▶ [Problem requirements]: Extract every line where the string "label" appears.

##### Recorded information

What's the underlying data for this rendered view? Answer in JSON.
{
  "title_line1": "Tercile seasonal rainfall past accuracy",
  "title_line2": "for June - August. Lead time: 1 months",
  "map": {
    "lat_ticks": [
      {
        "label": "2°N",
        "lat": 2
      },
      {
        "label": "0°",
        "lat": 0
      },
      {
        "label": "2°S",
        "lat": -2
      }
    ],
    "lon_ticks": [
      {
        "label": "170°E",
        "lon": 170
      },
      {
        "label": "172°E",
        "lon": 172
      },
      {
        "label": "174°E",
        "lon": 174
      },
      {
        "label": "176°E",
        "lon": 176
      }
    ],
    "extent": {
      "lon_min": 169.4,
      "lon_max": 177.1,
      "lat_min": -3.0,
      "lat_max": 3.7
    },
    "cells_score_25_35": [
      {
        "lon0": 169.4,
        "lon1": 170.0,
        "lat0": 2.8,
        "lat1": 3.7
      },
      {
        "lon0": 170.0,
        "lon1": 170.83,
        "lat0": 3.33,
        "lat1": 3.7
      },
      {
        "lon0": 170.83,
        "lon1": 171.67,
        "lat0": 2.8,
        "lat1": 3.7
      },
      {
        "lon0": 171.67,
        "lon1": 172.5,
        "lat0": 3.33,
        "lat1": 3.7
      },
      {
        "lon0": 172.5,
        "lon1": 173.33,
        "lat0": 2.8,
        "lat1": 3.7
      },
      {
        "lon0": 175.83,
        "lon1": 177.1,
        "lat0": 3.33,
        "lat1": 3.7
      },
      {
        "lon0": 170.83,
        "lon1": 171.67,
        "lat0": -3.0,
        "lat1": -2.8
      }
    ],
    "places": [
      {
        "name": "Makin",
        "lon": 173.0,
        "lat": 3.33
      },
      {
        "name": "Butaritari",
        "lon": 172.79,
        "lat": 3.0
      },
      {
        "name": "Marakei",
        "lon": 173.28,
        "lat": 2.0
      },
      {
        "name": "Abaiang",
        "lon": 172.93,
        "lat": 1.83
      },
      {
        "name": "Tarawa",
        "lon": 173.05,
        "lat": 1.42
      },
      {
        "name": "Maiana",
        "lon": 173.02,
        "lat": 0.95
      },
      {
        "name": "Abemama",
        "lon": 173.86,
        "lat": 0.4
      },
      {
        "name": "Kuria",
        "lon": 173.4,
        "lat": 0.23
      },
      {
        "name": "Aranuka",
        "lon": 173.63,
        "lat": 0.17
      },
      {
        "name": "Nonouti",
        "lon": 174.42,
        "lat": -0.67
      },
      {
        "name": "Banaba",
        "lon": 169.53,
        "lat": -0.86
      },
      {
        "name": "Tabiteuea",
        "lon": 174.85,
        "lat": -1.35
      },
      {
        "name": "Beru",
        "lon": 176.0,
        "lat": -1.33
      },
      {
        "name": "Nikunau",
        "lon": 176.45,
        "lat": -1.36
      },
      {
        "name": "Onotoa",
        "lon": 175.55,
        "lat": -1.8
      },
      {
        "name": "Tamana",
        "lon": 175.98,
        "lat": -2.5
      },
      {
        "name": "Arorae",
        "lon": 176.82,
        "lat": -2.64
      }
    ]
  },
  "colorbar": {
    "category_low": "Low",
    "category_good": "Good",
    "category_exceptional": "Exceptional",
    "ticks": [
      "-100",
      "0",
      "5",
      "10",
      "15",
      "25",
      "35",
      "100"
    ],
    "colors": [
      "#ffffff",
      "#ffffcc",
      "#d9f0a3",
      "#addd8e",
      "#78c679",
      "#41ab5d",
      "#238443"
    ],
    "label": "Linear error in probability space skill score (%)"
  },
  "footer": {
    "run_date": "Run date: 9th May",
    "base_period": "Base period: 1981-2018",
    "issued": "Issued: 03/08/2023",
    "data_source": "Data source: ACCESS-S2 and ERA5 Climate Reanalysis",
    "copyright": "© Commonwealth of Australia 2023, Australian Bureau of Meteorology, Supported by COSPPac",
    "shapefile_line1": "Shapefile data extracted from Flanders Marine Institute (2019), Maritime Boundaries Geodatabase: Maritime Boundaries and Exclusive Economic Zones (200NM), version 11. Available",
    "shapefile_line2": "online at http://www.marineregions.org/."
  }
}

##########

▶ [Written response]:
        "label": "2°N",
        "label": "0°",
        "label": "2°S",
        "label": "170°E",
        "label": "172°E",
        "label": "174°E",
        "label": "176°E",
    "label": "Linear error in probability space skill score (%)"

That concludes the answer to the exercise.